• _Work to complete_: Write out the listing exactly as it is given.
··· Available data ···
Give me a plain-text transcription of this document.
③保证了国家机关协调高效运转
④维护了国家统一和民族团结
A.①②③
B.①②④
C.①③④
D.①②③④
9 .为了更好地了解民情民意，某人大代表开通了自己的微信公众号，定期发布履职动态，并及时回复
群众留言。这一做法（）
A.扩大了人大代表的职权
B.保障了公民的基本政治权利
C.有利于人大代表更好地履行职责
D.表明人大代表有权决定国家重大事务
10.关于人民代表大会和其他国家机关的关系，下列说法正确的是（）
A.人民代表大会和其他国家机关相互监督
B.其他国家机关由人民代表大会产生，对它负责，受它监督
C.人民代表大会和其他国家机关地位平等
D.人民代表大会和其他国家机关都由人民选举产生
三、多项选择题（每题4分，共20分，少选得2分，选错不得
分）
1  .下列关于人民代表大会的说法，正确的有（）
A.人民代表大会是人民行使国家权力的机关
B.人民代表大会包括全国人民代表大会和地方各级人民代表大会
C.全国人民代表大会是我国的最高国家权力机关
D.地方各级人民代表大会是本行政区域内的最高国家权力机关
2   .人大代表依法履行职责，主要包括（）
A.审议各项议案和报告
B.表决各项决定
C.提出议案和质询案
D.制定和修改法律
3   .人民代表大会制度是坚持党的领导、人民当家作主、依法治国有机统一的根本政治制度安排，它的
···
• _Answer to this exercise_:
Give me a plain-text transcription of this document.
③保证了国家机关协调高效运转
④维护了国家统一和民族团结
A.①②③
B.①②④
C.①③④
D.①②③④
9 .为了更好地了解民情民意，某人大代表开通了自己的微信公众号，定期发布履职动态，并及时回复
群众留言。这一做法（）
A.扩大了人大代表的职权
B.保障了公民的基本政治权利
C.有利于人大代表更好地履行职责
D.表明人大代表有权决定国家重大事务
10.关于人民代表大会和其他国家机关的关系，下列说法正确的是（）
A.人民代表大会和其他国家机关相互监督
B.其他国家机关由人民代表大会产生，对它负责，受它监督
C.人民代表大会和其他国家机关地位平等
D.人民代表大会和其他国家机关都由人民选举产生
三、多项选择题（每题4分，共20分，少选得2分，选错不得
分）
1  .下列关于人民代表大会的说法，正确的有（）
A.人民代表大会是人民行使国家权力的机关
B.人民代表大会包括全国人民代表大会和地方各级人民代表大会
C.全国人民代表大会是我国的最高国家权力机关
D.地方各级人民代表大会是本行政区域内的最高国家权力机关
2   .人大代表依法履行职责，主要包括（）
A.审议各项议案和报告
B.表决各项决定
C.提出议案和质询案
D.制定和修改法律
3   .人民代表大会制度是坚持党的领导、人民当家作主、依法治国有机统一的根本政治制度安排，它的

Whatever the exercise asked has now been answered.